> [What you are asked to do] Give the number of lines containing the word "dans" and nothing more.

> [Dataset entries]
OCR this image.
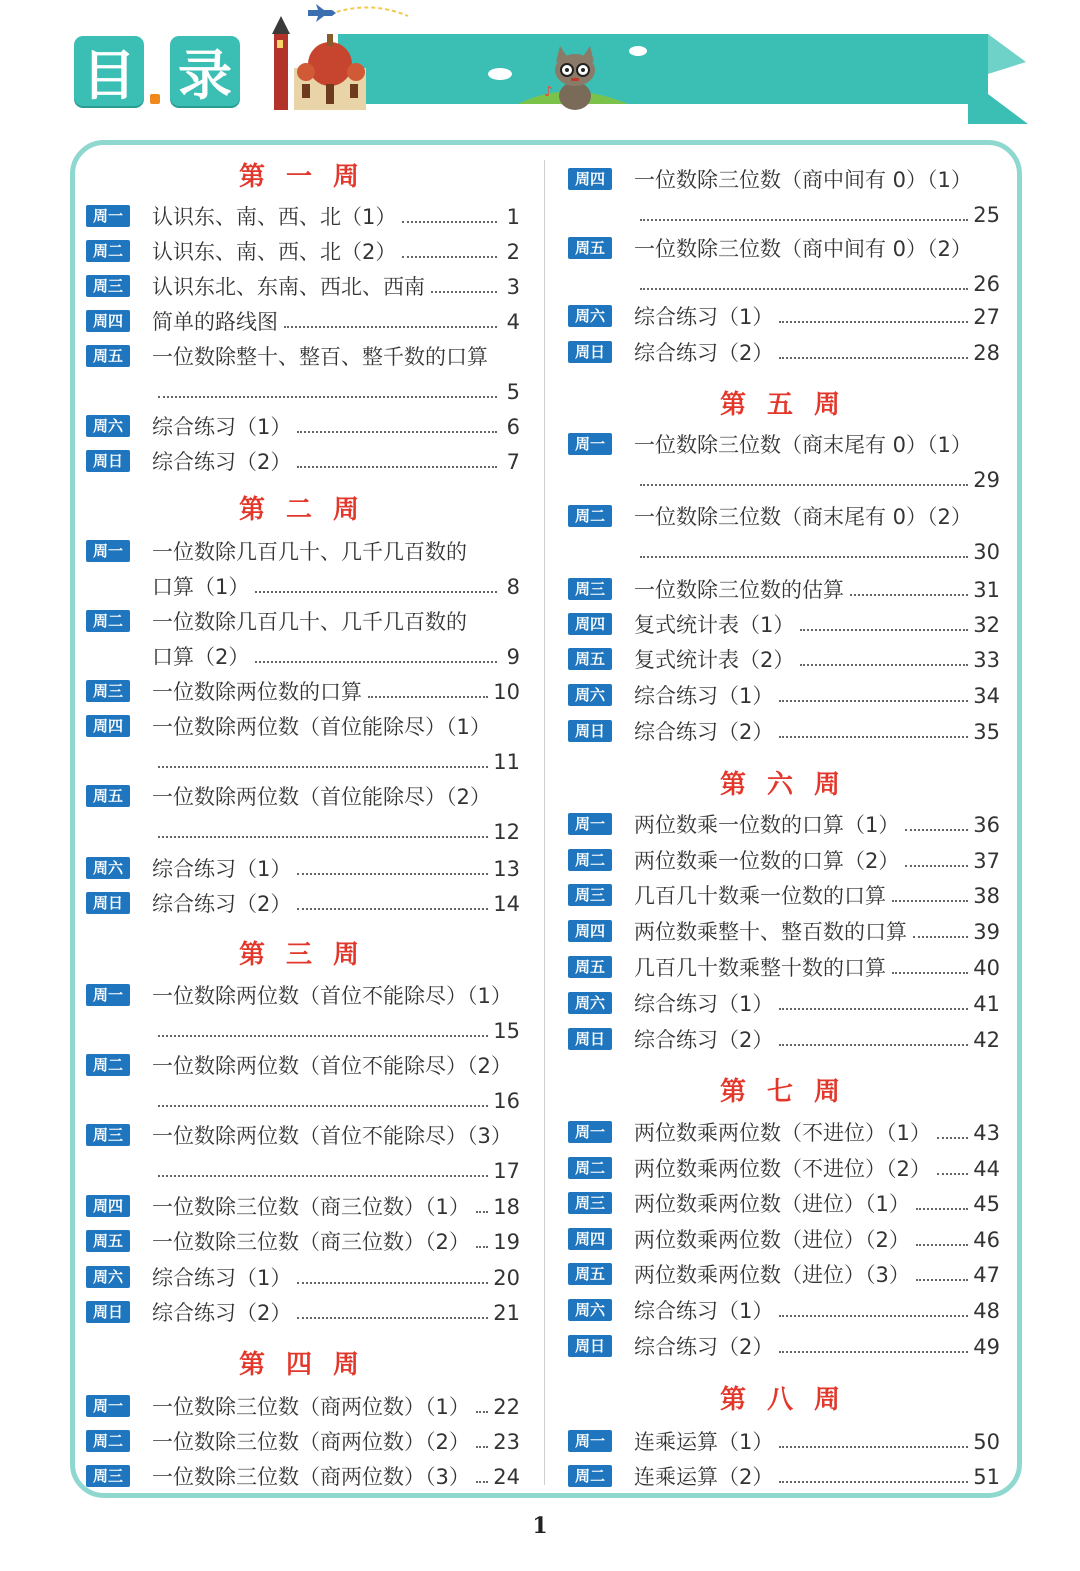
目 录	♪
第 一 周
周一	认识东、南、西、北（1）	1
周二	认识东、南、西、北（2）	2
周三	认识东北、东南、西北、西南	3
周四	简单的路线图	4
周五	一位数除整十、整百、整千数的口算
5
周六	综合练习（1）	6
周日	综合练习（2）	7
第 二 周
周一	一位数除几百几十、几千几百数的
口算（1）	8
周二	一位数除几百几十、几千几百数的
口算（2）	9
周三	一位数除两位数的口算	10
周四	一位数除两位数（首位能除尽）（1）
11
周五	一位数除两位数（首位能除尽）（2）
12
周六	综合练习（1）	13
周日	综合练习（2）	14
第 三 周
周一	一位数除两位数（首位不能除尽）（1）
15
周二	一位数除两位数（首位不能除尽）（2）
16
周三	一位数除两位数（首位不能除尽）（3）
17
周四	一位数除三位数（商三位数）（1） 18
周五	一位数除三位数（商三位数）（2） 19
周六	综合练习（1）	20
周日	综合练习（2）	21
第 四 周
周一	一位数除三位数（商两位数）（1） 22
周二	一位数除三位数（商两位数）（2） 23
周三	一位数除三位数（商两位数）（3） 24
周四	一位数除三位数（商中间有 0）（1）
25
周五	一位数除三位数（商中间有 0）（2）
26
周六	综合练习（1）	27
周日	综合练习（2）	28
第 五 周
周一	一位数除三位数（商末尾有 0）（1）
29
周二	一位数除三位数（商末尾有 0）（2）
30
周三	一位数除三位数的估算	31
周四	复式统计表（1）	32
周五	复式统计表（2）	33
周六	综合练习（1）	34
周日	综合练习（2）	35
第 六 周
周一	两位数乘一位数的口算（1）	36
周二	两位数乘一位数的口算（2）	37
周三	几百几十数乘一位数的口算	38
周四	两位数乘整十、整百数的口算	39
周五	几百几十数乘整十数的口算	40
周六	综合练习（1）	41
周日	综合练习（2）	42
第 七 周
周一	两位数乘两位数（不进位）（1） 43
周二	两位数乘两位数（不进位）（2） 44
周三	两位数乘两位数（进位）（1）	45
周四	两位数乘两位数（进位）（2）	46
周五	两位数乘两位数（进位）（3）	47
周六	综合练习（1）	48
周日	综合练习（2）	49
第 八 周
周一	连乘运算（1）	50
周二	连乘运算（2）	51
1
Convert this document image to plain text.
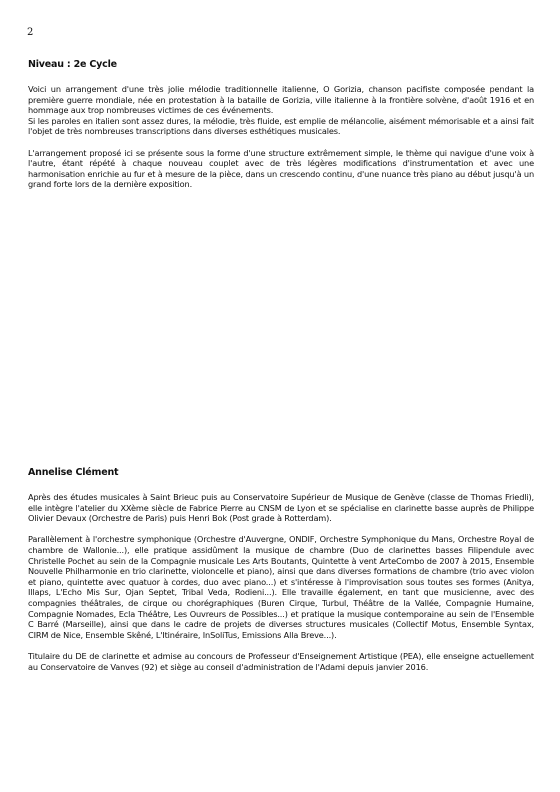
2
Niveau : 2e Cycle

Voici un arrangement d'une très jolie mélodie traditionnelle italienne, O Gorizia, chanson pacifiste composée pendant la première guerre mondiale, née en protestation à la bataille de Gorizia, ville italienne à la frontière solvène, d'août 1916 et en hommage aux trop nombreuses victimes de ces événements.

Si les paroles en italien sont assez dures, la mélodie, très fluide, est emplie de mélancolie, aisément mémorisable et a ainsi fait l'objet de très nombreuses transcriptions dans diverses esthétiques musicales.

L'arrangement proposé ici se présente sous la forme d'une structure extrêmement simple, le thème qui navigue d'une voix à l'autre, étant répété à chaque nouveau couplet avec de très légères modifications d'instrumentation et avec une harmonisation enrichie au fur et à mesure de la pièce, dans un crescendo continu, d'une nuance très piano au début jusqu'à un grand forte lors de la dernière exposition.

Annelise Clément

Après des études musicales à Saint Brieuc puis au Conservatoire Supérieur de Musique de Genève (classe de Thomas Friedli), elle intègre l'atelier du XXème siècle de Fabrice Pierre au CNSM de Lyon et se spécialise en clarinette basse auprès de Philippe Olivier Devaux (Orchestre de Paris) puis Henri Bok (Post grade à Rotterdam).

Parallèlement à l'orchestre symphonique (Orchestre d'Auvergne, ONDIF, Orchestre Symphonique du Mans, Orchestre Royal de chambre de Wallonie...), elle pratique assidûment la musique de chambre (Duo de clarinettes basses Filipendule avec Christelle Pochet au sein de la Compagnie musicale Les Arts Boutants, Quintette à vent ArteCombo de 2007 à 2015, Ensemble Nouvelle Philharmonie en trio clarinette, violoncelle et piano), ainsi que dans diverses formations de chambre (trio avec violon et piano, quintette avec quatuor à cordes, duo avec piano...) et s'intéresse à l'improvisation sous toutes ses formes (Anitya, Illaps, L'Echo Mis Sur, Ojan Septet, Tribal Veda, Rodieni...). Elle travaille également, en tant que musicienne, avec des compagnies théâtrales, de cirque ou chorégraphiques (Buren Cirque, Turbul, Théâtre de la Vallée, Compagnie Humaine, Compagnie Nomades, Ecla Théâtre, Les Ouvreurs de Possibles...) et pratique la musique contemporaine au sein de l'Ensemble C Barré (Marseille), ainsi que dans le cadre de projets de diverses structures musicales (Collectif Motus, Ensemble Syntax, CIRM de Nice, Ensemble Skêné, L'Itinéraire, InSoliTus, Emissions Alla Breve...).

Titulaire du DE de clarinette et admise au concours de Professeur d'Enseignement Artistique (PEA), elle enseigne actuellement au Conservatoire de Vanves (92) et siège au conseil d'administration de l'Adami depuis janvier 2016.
==
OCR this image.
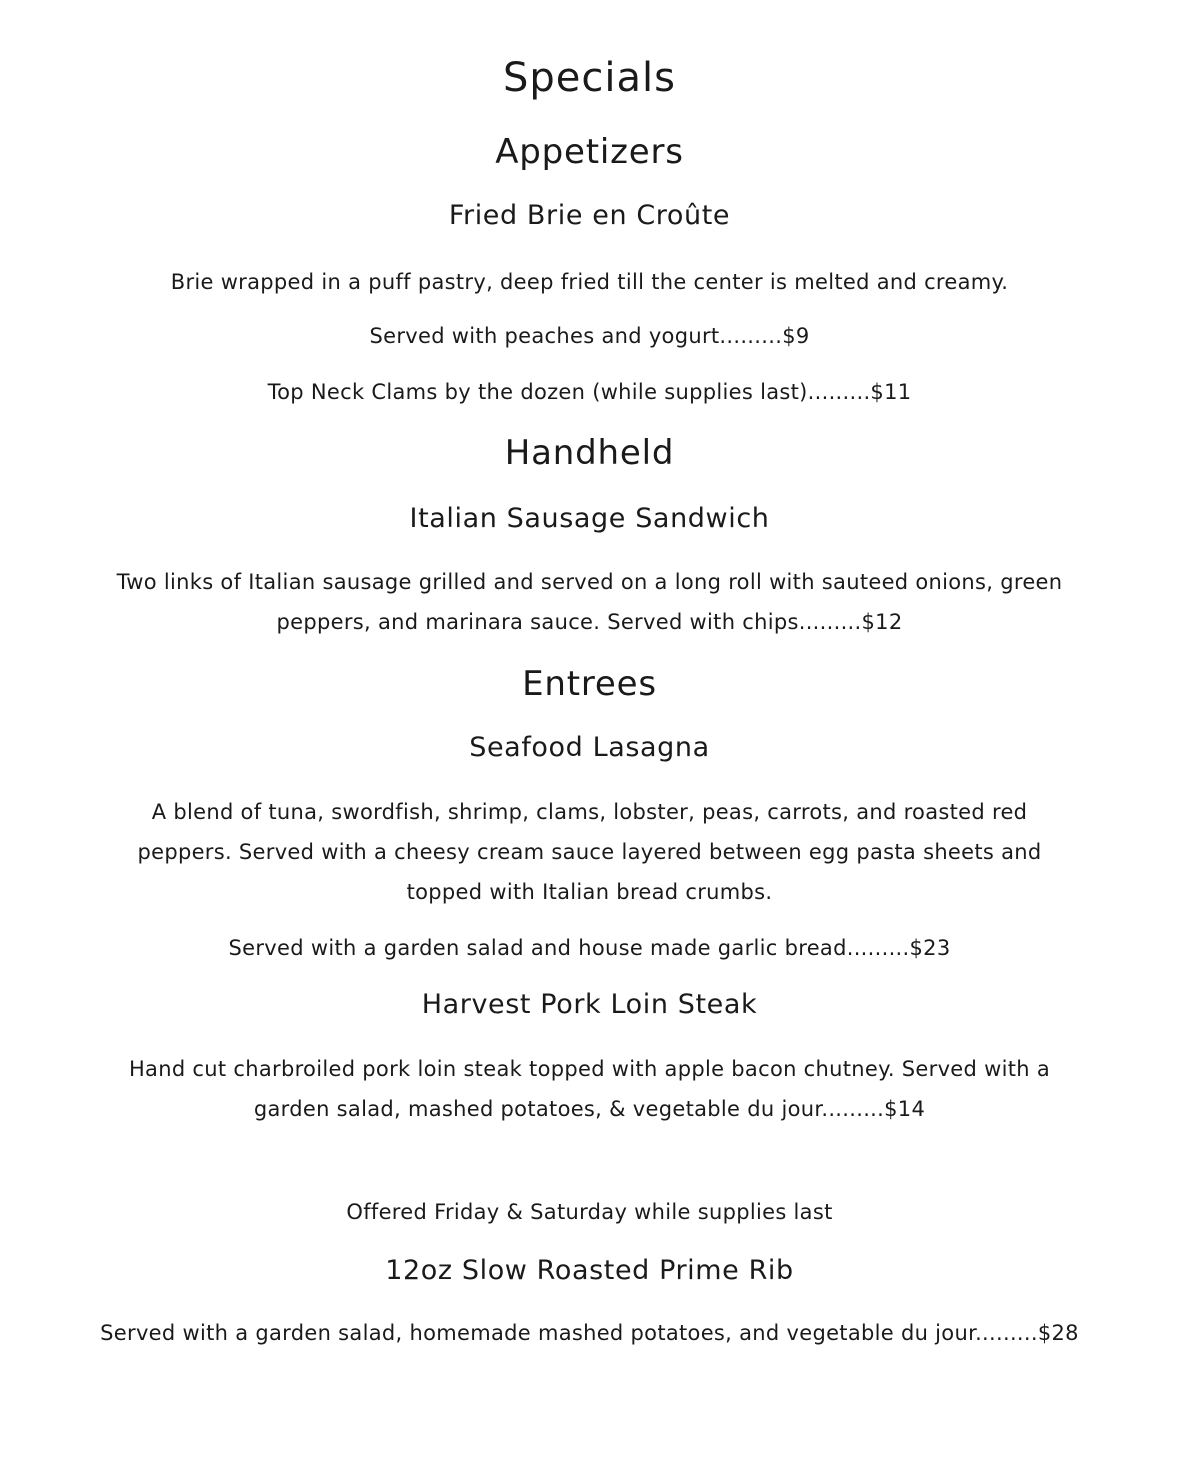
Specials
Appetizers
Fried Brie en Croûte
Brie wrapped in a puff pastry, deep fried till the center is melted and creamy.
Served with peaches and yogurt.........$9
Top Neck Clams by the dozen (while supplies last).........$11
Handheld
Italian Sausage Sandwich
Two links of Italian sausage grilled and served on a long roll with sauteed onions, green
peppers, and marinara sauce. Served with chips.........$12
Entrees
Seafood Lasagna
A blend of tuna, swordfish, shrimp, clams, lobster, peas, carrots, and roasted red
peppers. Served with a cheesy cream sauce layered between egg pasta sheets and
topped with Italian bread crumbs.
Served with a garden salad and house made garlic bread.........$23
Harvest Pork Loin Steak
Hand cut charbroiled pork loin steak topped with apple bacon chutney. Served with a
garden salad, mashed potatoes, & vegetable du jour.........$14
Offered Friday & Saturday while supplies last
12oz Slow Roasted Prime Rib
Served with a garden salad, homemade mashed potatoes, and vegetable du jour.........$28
--
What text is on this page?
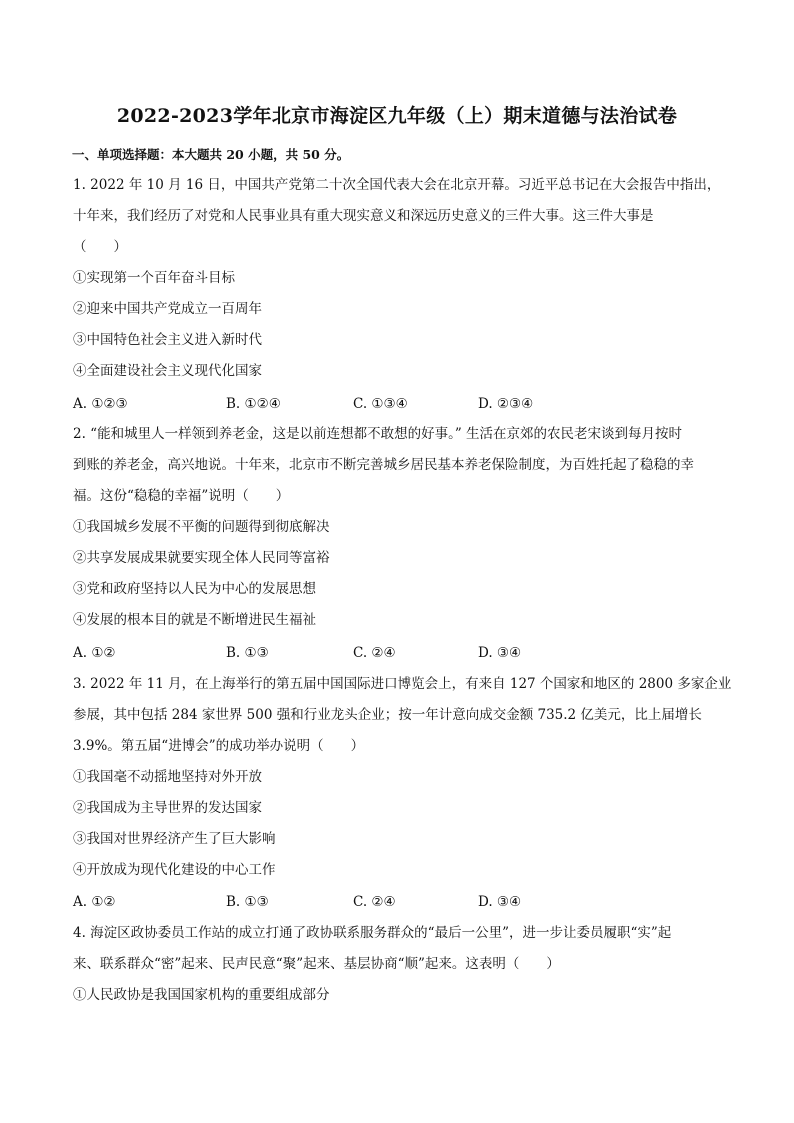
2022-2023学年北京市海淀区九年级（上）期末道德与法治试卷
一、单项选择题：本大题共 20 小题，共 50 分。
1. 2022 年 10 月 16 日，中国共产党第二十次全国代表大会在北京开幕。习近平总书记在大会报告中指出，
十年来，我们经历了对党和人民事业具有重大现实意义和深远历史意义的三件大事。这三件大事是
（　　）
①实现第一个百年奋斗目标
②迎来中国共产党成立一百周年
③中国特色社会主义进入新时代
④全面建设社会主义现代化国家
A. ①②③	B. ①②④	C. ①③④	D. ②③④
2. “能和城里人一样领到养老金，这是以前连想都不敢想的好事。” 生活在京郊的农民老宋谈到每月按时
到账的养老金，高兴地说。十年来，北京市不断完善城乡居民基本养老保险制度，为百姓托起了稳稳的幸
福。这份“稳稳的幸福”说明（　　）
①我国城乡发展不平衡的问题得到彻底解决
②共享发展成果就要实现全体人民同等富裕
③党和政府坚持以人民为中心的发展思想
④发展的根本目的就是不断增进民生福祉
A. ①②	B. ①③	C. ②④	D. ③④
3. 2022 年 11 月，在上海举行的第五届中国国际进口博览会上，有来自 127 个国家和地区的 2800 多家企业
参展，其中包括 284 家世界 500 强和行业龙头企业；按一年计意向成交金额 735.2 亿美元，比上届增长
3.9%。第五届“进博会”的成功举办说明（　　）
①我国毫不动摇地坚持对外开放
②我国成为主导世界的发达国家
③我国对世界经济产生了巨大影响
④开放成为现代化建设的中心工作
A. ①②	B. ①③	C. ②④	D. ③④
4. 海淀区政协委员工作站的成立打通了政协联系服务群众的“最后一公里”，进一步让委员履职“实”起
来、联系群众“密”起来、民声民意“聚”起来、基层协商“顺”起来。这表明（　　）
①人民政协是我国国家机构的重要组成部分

> [Solution to this exercise] 3